**Brief:**
For the listing underneath, give the count of lines containing the string "this" and nothing further.

****

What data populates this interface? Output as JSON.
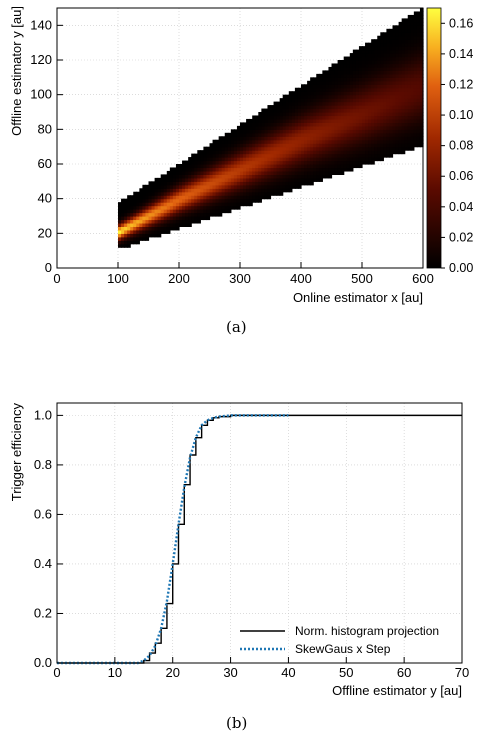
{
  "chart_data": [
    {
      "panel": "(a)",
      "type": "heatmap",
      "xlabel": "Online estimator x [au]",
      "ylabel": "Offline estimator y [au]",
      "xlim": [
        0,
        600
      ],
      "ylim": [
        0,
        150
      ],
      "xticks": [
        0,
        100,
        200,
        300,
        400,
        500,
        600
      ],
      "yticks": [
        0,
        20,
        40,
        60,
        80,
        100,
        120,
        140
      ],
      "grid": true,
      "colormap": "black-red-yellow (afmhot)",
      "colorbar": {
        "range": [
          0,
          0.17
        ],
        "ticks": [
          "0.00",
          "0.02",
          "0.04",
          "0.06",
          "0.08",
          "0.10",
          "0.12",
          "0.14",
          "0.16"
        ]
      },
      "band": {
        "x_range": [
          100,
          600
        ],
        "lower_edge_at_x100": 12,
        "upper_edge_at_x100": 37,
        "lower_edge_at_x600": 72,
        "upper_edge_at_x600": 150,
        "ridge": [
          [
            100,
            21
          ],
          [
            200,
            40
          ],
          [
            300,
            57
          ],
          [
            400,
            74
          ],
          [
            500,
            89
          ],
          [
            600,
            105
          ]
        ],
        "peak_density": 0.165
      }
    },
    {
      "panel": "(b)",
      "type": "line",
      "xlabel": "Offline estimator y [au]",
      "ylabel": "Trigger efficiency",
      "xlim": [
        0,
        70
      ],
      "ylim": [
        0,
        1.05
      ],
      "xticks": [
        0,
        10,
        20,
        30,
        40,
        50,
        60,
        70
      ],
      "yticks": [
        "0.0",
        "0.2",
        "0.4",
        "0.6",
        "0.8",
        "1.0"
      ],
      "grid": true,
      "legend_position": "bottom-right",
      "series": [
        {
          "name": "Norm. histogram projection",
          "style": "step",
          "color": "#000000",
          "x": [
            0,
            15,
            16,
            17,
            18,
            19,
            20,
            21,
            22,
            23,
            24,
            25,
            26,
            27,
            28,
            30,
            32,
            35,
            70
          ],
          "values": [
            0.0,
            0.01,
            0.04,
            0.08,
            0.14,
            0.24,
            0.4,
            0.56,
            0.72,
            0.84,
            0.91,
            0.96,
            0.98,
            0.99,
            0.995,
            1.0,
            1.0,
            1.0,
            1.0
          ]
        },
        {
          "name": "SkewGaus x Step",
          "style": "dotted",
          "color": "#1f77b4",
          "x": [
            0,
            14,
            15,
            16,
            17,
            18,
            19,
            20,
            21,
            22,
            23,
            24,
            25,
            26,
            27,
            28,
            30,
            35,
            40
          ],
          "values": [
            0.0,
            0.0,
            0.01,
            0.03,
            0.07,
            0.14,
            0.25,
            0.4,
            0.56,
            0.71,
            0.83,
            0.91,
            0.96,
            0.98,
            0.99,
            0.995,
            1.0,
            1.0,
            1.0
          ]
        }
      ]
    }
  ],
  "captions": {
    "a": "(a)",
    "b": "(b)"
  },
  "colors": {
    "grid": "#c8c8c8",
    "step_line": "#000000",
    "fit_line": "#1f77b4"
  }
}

****

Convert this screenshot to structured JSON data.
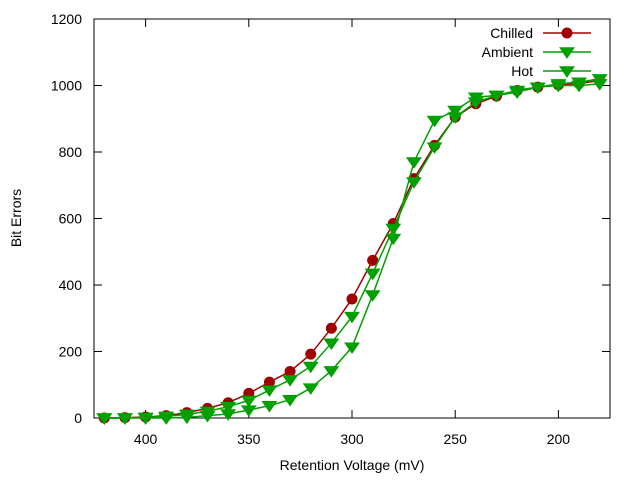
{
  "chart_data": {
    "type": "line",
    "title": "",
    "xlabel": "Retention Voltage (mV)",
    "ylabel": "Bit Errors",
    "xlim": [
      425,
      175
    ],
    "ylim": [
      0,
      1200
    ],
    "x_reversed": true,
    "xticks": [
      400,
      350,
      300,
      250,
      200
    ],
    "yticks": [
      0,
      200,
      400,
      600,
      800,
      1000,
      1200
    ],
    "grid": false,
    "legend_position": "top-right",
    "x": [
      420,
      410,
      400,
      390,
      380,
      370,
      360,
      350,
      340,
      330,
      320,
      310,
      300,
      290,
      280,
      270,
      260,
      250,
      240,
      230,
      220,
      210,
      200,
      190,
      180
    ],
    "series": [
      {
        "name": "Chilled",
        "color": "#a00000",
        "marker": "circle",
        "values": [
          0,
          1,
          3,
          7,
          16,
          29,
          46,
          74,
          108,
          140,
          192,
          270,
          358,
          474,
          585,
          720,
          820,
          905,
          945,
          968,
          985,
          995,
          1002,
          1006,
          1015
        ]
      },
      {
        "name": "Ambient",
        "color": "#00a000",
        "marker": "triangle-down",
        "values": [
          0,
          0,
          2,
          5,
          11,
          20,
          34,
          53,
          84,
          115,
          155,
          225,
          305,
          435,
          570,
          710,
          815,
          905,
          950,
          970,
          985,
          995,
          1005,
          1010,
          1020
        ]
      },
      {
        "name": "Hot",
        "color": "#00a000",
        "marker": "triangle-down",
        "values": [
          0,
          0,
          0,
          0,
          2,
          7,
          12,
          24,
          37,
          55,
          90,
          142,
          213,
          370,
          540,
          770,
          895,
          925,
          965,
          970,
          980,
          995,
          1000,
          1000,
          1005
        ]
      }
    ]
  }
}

****

**In response:**
2